Provided passage:
'''

Moving to broader strategic issues, it bears considering whether the proposed moratorium, which would necessarily have to be global in scope, is in any way feasible in the current geopolitical climate. After all, one of the classic formulations of technological determinism relies on Great Power competition in military and dual-use applications. It would not be outlandish to suggest that we already are in a phase of strategic confrontation, between the United States and China among others, where the speed of tech change has become a dependent variable.

Perhaps, however, it is best to consider the second-order effects of the letter as the crux of the matter. The moratorium is extremely unlikely to come about, and would be highly unwieldy to manage if it did (the tell, perhaps, is the mismatch between the apocalyptic tone in which generative AI is described and the very short time requested to prepare for its onslaught). Nonetheless, such a proposal shifts the debate. It centers AI as the future technology to be grappled with socially, presents it as largely inevitable, and lays the responsibility for dealing with its ills at the foot of society as a whole.

Most strikingly, though, this intervention in public discourse relies on very tenuous legitimacy grounds for the various actors concerned, beginning with the drafters and signatories of the letter. Is the public supposed to endorse their analysis and support their prescriptions on the basis of their technical expertise? Or their impartiality? Or their track record of civic-mindedness? Or their expressing of preferences held by large numbers of people? All these justifications are problematic in their own way. In a low-trust environment, the authoritativeness of a public statement conducted in this fashion is bound to become itself a target of controversy.

Tropes of the Techlash

A review by Paul Dicken published online a week ago in The New Atlantis is representative of a certain kind of argument in contemporary social critiques of high tech. The piece discusses a book by Ben Schneiderman entitled Human-Centered AI, which came out earlier this year for Oxford UP, and mainly reads as an exposé of a benighted scientism that at best is hopelessly naïve about its potential to effect meaningful emancipatory social change and at worst is disingenuous about the extractive and exploitative agendas that underwrite its deployment.

'''

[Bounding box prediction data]
'''

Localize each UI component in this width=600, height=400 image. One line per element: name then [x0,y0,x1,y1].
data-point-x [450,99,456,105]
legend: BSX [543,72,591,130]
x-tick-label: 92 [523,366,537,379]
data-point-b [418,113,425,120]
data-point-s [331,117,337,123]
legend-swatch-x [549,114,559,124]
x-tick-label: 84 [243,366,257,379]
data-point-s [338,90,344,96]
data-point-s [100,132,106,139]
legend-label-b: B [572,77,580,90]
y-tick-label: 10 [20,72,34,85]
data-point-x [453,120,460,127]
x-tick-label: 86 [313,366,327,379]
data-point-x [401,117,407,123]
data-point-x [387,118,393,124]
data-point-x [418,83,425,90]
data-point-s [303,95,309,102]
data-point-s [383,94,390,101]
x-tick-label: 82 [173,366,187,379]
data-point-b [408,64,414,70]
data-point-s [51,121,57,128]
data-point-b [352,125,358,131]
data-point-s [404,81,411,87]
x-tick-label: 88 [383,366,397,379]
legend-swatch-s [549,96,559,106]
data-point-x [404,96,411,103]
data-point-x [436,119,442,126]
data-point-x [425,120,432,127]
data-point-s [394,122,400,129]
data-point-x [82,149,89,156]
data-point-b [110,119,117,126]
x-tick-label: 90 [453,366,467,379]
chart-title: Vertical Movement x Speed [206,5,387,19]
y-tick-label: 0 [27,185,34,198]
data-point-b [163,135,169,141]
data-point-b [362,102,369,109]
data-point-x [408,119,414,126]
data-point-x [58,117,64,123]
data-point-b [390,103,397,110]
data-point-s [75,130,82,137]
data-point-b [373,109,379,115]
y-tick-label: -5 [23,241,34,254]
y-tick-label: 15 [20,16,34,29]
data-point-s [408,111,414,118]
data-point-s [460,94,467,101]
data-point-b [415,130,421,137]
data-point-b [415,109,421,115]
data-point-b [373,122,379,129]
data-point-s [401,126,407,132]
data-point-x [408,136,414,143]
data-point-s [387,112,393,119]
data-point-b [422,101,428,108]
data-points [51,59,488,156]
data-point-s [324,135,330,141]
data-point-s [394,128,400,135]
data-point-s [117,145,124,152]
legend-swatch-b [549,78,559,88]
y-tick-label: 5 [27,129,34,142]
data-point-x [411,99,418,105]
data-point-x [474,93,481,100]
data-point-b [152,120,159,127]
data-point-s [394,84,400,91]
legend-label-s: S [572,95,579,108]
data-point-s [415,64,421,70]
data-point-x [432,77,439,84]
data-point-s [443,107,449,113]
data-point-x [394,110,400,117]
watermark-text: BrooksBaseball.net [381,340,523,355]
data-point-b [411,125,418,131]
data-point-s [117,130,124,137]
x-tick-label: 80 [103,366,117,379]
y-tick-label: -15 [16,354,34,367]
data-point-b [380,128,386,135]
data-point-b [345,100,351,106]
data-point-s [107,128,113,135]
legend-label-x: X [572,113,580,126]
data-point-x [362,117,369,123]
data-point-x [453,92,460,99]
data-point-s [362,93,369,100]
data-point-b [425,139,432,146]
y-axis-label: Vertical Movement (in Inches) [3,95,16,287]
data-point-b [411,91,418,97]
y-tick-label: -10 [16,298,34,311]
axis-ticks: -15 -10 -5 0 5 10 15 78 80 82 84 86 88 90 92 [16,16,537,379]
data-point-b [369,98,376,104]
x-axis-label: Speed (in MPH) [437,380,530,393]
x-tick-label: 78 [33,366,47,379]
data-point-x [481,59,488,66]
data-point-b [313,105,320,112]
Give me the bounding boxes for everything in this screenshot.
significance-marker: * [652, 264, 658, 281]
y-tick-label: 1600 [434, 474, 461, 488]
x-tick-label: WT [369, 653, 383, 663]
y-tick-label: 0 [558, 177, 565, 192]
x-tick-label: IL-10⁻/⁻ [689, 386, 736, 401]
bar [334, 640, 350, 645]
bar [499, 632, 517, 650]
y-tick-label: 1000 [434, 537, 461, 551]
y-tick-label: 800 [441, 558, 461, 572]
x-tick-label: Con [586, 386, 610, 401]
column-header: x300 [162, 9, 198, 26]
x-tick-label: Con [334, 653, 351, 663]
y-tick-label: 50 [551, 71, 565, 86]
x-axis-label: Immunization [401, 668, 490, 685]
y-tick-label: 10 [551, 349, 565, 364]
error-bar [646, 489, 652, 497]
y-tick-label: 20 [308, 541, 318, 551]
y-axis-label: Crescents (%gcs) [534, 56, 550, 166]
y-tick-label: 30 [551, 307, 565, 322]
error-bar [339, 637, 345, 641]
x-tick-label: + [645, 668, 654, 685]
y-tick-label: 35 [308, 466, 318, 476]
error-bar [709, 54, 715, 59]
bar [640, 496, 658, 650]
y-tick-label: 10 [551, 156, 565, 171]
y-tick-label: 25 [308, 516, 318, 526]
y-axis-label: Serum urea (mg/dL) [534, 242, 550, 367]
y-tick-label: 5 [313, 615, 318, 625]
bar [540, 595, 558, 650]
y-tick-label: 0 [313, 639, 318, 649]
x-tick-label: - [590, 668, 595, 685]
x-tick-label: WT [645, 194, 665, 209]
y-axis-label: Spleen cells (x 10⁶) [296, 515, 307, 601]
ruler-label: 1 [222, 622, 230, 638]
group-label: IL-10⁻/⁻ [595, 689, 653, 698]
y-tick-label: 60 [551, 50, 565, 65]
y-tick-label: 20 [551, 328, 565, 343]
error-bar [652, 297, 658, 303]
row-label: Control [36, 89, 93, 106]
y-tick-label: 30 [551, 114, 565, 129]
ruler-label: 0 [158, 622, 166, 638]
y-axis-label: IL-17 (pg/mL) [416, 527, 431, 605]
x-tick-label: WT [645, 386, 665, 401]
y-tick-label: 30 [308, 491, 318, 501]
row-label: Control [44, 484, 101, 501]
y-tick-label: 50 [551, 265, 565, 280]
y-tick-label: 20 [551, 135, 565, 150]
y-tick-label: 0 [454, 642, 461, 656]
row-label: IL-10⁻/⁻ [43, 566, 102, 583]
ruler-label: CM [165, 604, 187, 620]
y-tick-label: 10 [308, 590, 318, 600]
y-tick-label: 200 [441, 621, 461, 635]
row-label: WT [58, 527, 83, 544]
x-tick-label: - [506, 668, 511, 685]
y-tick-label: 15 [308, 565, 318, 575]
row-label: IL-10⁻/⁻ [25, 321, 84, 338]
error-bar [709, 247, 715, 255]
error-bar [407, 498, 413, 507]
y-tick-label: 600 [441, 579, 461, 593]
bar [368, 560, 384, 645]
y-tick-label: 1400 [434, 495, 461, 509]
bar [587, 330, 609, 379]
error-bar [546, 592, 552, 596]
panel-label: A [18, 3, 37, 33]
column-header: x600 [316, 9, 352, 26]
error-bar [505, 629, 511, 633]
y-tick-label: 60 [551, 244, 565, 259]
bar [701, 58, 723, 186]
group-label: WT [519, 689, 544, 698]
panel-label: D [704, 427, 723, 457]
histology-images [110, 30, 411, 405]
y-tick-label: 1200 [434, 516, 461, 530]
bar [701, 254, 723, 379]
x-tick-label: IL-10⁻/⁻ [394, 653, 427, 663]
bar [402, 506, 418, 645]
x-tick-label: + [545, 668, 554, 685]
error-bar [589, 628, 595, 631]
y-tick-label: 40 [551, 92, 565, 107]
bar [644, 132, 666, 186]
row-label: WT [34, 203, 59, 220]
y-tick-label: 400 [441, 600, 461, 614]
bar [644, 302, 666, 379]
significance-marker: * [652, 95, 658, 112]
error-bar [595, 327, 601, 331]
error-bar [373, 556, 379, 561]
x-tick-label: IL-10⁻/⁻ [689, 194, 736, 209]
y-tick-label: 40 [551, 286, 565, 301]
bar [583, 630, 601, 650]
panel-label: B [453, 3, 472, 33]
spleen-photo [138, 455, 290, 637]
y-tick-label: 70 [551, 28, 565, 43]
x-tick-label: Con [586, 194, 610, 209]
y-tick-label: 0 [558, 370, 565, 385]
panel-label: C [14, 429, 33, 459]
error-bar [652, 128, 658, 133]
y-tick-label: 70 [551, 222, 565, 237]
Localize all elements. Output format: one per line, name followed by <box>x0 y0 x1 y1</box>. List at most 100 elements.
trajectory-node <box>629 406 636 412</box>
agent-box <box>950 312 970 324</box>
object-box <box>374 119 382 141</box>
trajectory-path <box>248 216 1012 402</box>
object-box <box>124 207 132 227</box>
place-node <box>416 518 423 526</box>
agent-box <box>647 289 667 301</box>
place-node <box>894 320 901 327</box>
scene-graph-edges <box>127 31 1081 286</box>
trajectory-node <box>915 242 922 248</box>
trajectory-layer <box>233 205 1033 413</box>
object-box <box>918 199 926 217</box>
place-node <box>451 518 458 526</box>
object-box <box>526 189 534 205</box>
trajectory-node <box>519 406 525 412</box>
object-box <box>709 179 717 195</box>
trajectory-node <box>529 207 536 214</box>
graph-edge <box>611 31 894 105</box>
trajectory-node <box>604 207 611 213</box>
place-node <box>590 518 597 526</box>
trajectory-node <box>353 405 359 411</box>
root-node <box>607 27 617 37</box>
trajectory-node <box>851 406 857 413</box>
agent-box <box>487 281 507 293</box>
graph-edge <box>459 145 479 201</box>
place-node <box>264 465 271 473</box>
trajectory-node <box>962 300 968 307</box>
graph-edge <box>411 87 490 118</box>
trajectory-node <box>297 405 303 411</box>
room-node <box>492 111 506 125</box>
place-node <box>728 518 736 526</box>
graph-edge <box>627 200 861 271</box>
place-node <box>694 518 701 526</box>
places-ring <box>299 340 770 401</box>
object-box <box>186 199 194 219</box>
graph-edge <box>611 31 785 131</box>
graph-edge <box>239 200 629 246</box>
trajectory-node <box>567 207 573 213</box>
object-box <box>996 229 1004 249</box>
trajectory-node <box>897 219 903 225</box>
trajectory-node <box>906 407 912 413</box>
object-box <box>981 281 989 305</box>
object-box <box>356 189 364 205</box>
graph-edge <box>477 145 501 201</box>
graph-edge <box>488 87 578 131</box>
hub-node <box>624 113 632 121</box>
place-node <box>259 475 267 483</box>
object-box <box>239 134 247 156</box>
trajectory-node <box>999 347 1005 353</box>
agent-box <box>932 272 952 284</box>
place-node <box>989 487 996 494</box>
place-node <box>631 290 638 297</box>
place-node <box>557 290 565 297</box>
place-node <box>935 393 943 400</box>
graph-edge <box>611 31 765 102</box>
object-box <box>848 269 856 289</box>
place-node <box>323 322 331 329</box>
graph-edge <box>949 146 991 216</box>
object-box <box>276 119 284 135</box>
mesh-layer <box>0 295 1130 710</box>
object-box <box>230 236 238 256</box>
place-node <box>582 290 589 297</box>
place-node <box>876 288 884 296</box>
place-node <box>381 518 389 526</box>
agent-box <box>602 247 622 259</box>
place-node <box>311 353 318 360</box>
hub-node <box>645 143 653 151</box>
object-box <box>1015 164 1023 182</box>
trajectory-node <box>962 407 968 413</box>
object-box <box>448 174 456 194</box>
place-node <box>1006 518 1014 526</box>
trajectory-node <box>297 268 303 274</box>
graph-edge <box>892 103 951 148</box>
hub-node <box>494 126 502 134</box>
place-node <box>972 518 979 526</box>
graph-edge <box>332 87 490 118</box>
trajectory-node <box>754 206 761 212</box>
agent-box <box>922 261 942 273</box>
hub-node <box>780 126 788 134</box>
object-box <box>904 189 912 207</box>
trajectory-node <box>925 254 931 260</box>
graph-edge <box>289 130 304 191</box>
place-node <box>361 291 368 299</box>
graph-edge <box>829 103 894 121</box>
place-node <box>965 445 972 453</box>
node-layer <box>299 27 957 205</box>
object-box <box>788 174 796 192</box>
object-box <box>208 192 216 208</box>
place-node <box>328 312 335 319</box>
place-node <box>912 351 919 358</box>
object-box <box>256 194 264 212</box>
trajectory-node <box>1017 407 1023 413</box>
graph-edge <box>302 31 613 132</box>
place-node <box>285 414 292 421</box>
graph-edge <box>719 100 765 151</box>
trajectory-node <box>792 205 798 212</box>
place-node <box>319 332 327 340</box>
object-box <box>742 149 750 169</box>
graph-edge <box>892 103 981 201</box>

'''

Check your understanding:
a. Answer these questions about the AI commentary:
(i) Which two countries does it name as being in a phase of strategic confrontation?
(ii) What mismatch does it suggest may be "the tell" about the moratorium?
(iii) In which publication did Paul Dicken's review appear?
b. Pick up the AI commentary after its final sentence and carry it forward.
The entries stand apart from the AI commentary and are unrelated to it.

Answers to each task:
a.
(i) The United States and China.
(ii) The mismatch between the apocalyptic tone used to describe generative AI and the very short time requested to prepare for its onslaught.
(iii) The New Atlantis.

b.
One would not wish to deny that Schneiderman makes for a good target: computer scientists as a sociological class are hardly more self-reflexive or engagé than any other similarly-defined professional group, and divulgative AI-and-management texts seldom present incisive and counterintuitive social commentary. Nonetheless, it is hard to miss a certain symmetry between the attacks on the political self-awareness of the author in question (how could he have missed the damning social implications??) and the peans to progress through techno-solutionism which characterized public debate on Web2.0 before the techlash.

The fact itself that Dicken refers back to Charles Babbage as a precursor of contemporary AI research and its dark side should suggest that the entwinement of technological advancement with political economy might be a long-run phenomenon. What is different is that in the present conjuncture would-be social critics seem to harbor absolutely no faith that the political and social ills upstream from technological development can be righted, and no plan to do so. New technology changes affordances, and this shift makes certain social dynamics more visible. But in the absence of specifically political work, such visibility is ephemeral, irrelevant. Hence, the exposé of political cluelessness risks becoming the master trope of the techlash, essentially a declaration of social impotence.